Dataset items:

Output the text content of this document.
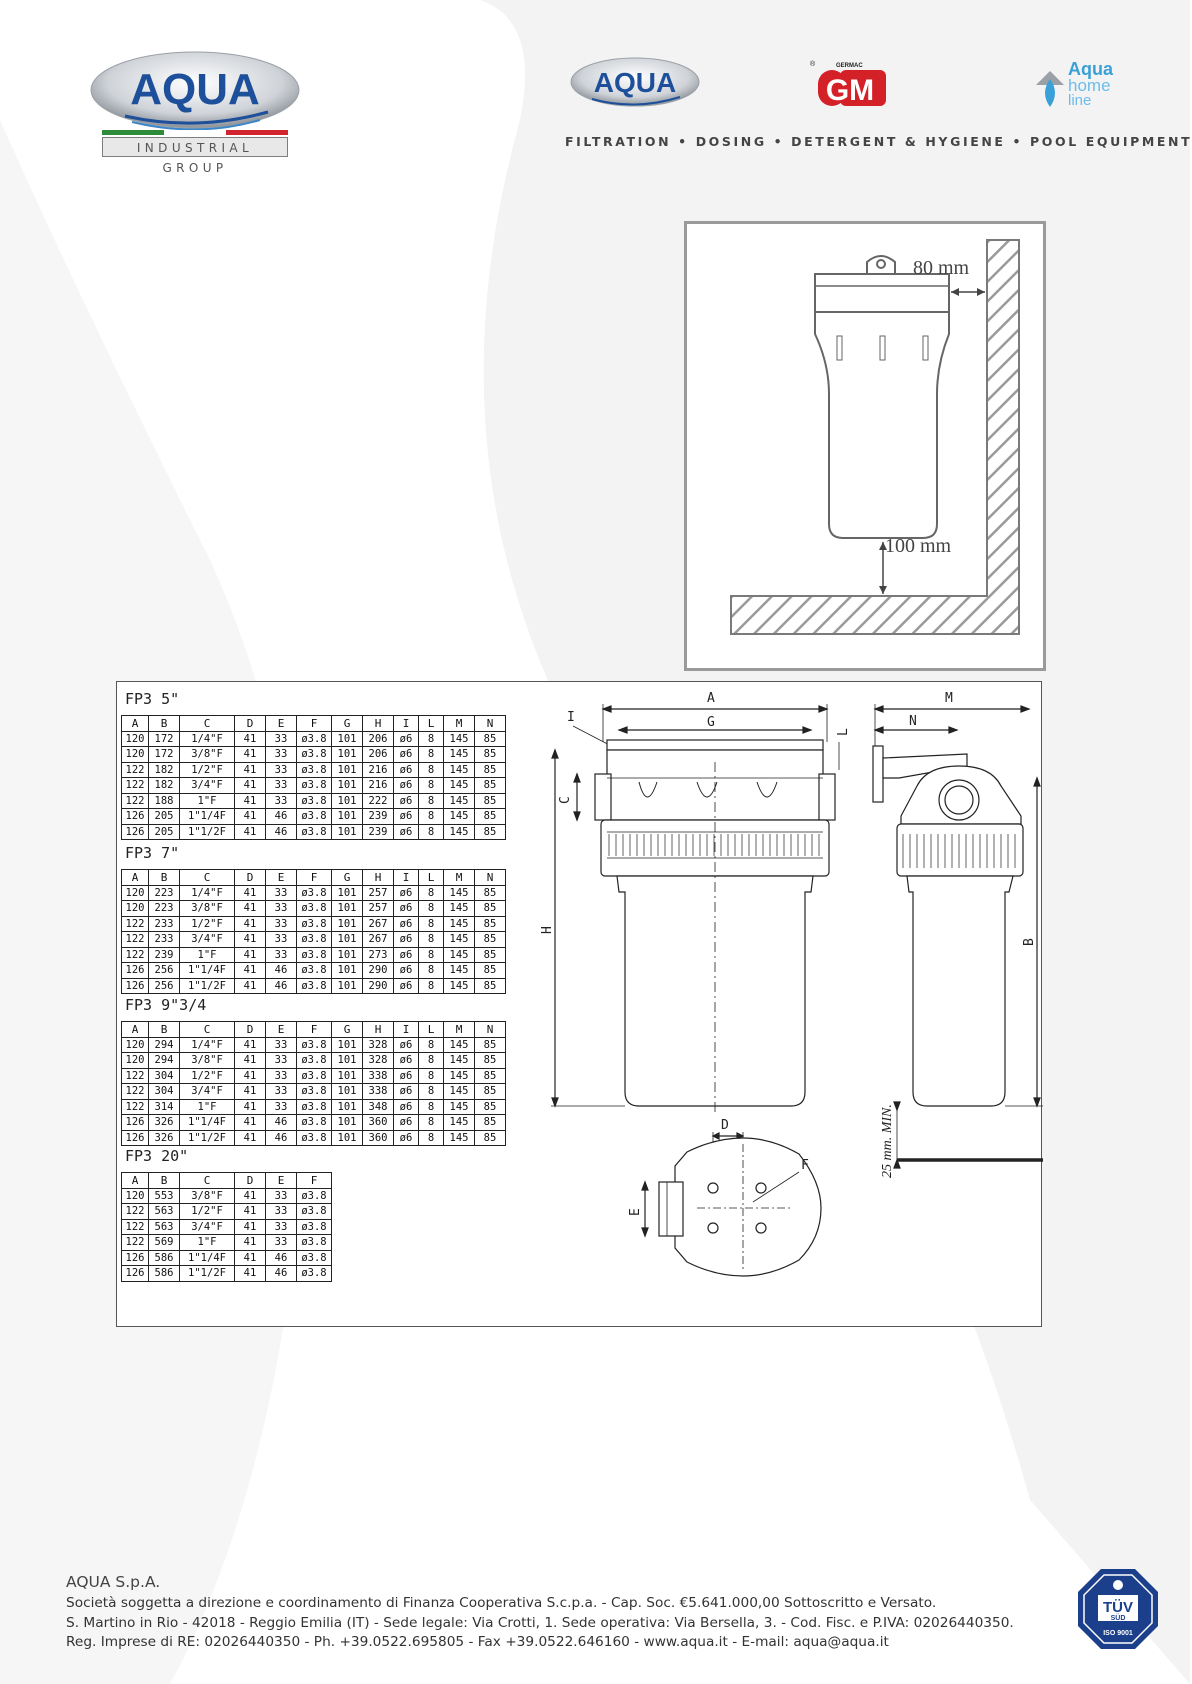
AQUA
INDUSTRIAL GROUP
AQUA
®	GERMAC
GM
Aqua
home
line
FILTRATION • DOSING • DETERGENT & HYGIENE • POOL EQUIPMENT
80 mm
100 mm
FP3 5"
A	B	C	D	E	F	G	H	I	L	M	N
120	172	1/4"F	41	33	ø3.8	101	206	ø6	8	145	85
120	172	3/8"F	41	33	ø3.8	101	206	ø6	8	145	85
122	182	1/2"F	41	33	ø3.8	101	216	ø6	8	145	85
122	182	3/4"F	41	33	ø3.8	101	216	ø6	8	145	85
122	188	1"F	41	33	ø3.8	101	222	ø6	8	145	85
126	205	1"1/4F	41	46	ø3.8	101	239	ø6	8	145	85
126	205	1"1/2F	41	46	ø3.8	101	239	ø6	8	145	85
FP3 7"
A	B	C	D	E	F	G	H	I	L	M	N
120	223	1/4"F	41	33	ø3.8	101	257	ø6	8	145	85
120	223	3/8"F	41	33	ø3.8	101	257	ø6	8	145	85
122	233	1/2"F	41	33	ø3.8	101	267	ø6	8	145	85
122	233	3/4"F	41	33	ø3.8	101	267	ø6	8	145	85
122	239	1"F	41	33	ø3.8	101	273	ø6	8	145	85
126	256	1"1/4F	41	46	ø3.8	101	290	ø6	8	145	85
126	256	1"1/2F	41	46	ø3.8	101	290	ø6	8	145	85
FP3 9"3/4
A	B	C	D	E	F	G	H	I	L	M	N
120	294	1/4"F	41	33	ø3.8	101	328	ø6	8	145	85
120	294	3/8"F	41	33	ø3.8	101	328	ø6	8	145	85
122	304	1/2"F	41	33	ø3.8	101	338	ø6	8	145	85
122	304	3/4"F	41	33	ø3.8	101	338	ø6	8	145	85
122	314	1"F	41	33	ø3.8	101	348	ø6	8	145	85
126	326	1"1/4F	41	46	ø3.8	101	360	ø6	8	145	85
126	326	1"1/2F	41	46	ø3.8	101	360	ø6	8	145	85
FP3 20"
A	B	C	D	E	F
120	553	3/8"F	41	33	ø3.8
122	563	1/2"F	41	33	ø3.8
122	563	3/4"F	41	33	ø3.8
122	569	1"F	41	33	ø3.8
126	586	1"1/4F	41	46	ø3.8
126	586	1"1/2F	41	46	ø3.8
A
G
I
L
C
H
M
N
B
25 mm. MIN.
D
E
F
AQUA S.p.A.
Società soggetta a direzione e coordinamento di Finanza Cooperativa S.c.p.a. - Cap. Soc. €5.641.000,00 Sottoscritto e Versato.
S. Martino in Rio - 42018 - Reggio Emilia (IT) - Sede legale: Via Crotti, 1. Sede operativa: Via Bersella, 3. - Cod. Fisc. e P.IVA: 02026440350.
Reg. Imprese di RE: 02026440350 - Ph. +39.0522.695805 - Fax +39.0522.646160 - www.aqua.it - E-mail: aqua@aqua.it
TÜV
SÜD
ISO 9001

### THE EXERCISE:
Leave out the pictures and return every record word for word.

### REPLY:
Output the text content of this document.
AQUA
INDUSTRIAL GROUP
AQUA
®	GERMAC
GM
Aqua
home
line
FILTRATION • DOSING • DETERGENT & HYGIENE • POOL EQUIPMENT
80 mm
100 mm
FP3 5"
A	B	C	D	E	F	G	H	I	L	M	N
120	172	1/4"F	41	33	ø3.8	101	206	ø6	8	145	85
120	172	3/8"F	41	33	ø3.8	101	206	ø6	8	145	85
122	182	1/2"F	41	33	ø3.8	101	216	ø6	8	145	85
122	182	3/4"F	41	33	ø3.8	101	216	ø6	8	145	85
122	188	1"F	41	33	ø3.8	101	222	ø6	8	145	85
126	205	1"1/4F	41	46	ø3.8	101	239	ø6	8	145	85
126	205	1"1/2F	41	46	ø3.8	101	239	ø6	8	145	85
FP3 7"
A	B	C	D	E	F	G	H	I	L	M	N
120	223	1/4"F	41	33	ø3.8	101	257	ø6	8	145	85
120	223	3/8"F	41	33	ø3.8	101	257	ø6	8	145	85
122	233	1/2"F	41	33	ø3.8	101	267	ø6	8	145	85
122	233	3/4"F	41	33	ø3.8	101	267	ø6	8	145	85
122	239	1"F	41	33	ø3.8	101	273	ø6	8	145	85
126	256	1"1/4F	41	46	ø3.8	101	290	ø6	8	145	85
126	256	1"1/2F	41	46	ø3.8	101	290	ø6	8	145	85
FP3 9"3/4
A	B	C	D	E	F	G	H	I	L	M	N
120	294	1/4"F	41	33	ø3.8	101	328	ø6	8	145	85
120	294	3/8"F	41	33	ø3.8	101	328	ø6	8	145	85
122	304	1/2"F	41	33	ø3.8	101	338	ø6	8	145	85
122	304	3/4"F	41	33	ø3.8	101	338	ø6	8	145	85
122	314	1"F	41	33	ø3.8	101	348	ø6	8	145	85
126	326	1"1/4F	41	46	ø3.8	101	360	ø6	8	145	85
126	326	1"1/2F	41	46	ø3.8	101	360	ø6	8	145	85
FP3 20"
A	B	C	D	E	F
120	553	3/8"F	41	33	ø3.8
122	563	1/2"F	41	33	ø3.8
122	563	3/4"F	41	33	ø3.8
122	569	1"F	41	33	ø3.8
126	586	1"1/4F	41	46	ø3.8
126	586	1"1/2F	41	46	ø3.8
A
G
I
L
C
H
M
N
B
25 mm. MIN.
D
E
F
AQUA S.p.A.
Società soggetta a direzione e coordinamento di Finanza Cooperativa S.c.p.a. - Cap. Soc. €5.641.000,00 Sottoscritto e Versato.
S. Martino in Rio - 42018 - Reggio Emilia (IT) - Sede legale: Via Crotti, 1. Sede operativa: Via Bersella, 3. - Cod. Fisc. e P.IVA: 02026440350.
Reg. Imprese di RE: 02026440350 - Ph. +39.0522.695805 - Fax +39.0522.646160 - www.aqua.it - E-mail: aqua@aqua.it
TÜV
SÜD
ISO 9001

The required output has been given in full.